─── Data for this task ───

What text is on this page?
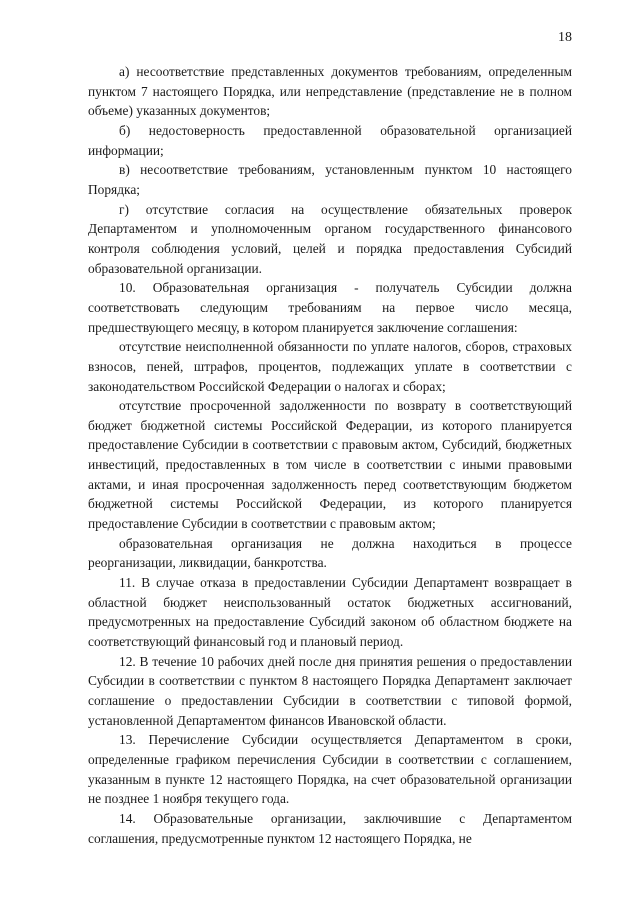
18

а) несоответствие представленных документов требованиям, определенным пунктом 7 настоящего Порядка, или непредставление (представление не в полном объеме) указанных документов;

б) недостоверность предоставленной образовательной организацией информации;

в) несоответствие требованиям, установленным пунктом 10 настоящего Порядка;

г) отсутствие согласия на осуществление обязательных проверок Департаментом и уполномоченным органом государственного финансового контроля соблюдения условий, целей и порядка предоставления Субсидий образовательной организации.

10. Образовательная организация - получатель Субсидии должна соответствовать следующим требованиям на первое число месяца, предшествующего месяцу, в котором планируется заключение соглашения:

отсутствие неисполненной обязанности по уплате налогов, сборов, страховых взносов, пеней, штрафов, процентов, подлежащих уплате в соответствии с законодательством Российской Федерации о налогах и сборах;

отсутствие просроченной задолженности по возврату в соответствующий бюджет бюджетной системы Российской Федерации, из которого планируется предоставление Субсидии в соответствии с правовым актом, Субсидий, бюджетных инвестиций, предоставленных в том числе в соответствии с иными правовыми актами, и иная просроченная задолженность перед соответствующим бюджетом бюджетной системы Российской Федерации, из которого планируется предоставление Субсидии в соответствии с правовым актом;

образовательная организация не должна находиться в процессе реорганизации, ликвидации, банкротства.

11. В случае отказа в предоставлении Субсидии Департамент возвращает в областной бюджет неиспользованный остаток бюджетных ассигнований, предусмотренных на предоставление Субсидий законом об областном бюджете на соответствующий финансовый год и плановый период.

12. В течение 10 рабочих дней после дня принятия решения о предоставлении Субсидии в соответствии с пунктом 8 настоящего Порядка Департамент заключает соглашение о предоставлении Субсидии в соответствии с типовой формой, установленной Департаментом финансов Ивановской области.

13. Перечисление Субсидии осуществляется Департаментом в сроки, определенные графиком перечисления Субсидии в соответствии с соглашением, указанным в пункте 12 настоящего Порядка, на счет образовательной организации не позднее 1 ноября текущего года.

14. Образовательные организации, заключившие с Департаментом соглашения, предусмотренные пунктом 12 настоящего Порядка, не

───

*Exercise details*. Looking at the listing above, how many of its lines contain the string "должна"? Give the number alone.

*Final answer*. 2